++++ DATA SUPPLIED ++++

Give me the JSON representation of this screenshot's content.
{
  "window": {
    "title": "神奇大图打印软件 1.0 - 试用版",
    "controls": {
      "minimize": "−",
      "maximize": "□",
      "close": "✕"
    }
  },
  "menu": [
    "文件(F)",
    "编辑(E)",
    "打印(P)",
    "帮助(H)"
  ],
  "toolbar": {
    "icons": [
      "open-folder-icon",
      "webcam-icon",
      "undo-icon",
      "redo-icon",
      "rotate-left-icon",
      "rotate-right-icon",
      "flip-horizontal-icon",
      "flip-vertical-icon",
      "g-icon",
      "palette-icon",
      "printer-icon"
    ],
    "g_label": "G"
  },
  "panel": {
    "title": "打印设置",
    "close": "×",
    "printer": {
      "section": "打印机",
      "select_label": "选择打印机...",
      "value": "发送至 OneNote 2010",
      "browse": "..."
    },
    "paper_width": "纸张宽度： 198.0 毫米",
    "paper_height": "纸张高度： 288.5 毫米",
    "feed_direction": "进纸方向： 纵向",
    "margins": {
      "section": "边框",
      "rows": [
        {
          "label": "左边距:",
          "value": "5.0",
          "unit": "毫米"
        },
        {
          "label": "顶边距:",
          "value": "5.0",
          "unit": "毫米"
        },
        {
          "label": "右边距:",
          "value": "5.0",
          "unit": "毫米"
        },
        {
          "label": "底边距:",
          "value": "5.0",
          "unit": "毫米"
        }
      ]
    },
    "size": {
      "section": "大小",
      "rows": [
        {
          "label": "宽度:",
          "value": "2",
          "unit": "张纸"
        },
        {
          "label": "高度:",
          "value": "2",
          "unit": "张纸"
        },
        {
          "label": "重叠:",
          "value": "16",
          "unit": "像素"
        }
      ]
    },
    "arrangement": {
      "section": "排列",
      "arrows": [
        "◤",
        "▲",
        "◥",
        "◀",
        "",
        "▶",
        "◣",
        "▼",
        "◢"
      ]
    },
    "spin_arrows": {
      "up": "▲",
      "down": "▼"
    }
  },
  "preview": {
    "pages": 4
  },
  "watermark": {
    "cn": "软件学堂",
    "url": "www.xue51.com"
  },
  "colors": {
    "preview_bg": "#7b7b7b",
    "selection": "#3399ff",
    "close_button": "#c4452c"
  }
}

++++

→ STATED TASK: Make an exact copy of all the data.

→ TASK RESULT:
Give me the JSON representation of this screenshot's content.
{
  "window": {
    "title": "神奇大图打印软件 1.0 - 试用版",
    "controls": {
      "minimize": "−",
      "maximize": "□",
      "close": "✕"
    }
  },
  "menu": [
    "文件(F)",
    "编辑(E)",
    "打印(P)",
    "帮助(H)"
  ],
  "toolbar": {
    "icons": [
      "open-folder-icon",
      "webcam-icon",
      "undo-icon",
      "redo-icon",
      "rotate-left-icon",
      "rotate-right-icon",
      "flip-horizontal-icon",
      "flip-vertical-icon",
      "g-icon",
      "palette-icon",
      "printer-icon"
    ],
    "g_label": "G"
  },
  "panel": {
    "title": "打印设置",
    "close": "×",
    "printer": {
      "section": "打印机",
      "select_label": "选择打印机...",
      "value": "发送至 OneNote 2010",
      "browse": "..."
    },
    "paper_width": "纸张宽度： 198.0 毫米",
    "paper_height": "纸张高度： 288.5 毫米",
    "feed_direction": "进纸方向： 纵向",
    "margins": {
      "section": "边框",
      "rows": [
        {
          "label": "左边距:",
          "value": "5.0",
          "unit": "毫米"
        },
        {
          "label": "顶边距:",
          "value": "5.0",
          "unit": "毫米"
        },
        {
          "label": "右边距:",
          "value": "5.0",
          "unit": "毫米"
        },
        {
          "label": "底边距:",
          "value": "5.0",
          "unit": "毫米"
        }
      ]
    },
    "size": {
      "section": "大小",
      "rows": [
        {
          "label": "宽度:",
          "value": "2",
          "unit": "张纸"
        },
        {
          "label": "高度:",
          "value": "2",
          "unit": "张纸"
        },
        {
          "label": "重叠:",
          "value": "16",
          "unit": "像素"
        }
      ]
    },
    "arrangement": {
      "section": "排列",
      "arrows": [
        "◤",
        "▲",
        "◥",
        "◀",
        "",
        "▶",
        "◣",
        "▼",
        "◢"
      ]
    },
    "spin_arrows": {
      "up": "▲",
      "down": "▼"
    }
  },
  "preview": {
    "pages": 4
  },
  "watermark": {
    "cn": "软件学堂",
    "url": "www.xue51.com"
  },
  "colors": {
    "preview_bg": "#7b7b7b",
    "selection": "#3399ff",
    "close_button": "#c4452c"
  }
}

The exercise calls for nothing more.